WHAT YOU NEED TO DO — Gather the lines that hold the string "adjustable".

====== MATERIAL SUPPLIED

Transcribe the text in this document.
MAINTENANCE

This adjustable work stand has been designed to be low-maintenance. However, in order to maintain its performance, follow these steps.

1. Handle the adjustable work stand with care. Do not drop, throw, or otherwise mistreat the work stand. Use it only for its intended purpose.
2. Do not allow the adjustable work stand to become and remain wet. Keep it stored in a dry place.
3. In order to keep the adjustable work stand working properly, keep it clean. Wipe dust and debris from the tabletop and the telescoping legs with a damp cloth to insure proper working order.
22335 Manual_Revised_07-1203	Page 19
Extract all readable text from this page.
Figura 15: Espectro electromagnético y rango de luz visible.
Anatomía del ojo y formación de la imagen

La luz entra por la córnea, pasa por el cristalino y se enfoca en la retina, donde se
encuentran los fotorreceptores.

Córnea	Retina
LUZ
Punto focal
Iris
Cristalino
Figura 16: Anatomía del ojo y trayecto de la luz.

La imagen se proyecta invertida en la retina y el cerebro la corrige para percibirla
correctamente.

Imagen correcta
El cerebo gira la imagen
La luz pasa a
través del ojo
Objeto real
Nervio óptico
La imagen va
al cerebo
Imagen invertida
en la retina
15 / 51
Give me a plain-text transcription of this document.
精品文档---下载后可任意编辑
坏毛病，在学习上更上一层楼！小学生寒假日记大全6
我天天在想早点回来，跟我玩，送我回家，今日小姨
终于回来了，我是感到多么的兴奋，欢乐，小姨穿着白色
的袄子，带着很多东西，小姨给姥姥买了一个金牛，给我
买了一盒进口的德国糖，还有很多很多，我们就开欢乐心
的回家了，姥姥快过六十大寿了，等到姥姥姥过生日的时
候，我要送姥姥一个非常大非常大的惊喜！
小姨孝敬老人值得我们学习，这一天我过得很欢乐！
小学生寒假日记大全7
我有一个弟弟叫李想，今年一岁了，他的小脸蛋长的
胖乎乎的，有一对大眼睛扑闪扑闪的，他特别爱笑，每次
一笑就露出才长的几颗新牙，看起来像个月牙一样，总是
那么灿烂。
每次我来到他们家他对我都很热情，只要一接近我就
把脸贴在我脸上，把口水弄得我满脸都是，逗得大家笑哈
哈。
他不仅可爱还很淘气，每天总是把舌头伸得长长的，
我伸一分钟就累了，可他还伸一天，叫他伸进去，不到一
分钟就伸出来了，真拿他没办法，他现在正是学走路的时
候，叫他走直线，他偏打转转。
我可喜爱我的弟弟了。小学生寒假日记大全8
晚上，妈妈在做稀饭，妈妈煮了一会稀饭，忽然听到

============

TASK SOLUTION —
This adjustable work stand has been designed to be low-maintenance. However, in order to maintain its performance, follow these steps.
1. Handle the adjustable work stand with care. Do not drop, throw, or otherwise mistreat the work stand. Use it only for its intended purpose.
2. Do not allow the adjustable work stand to become and remain wet. Keep it stored in a dry place.
3. In order to keep the adjustable work stand working properly, keep it clean. Wipe dust and debris from the tabletop and the telescoping legs with a damp cloth to insure proper working order.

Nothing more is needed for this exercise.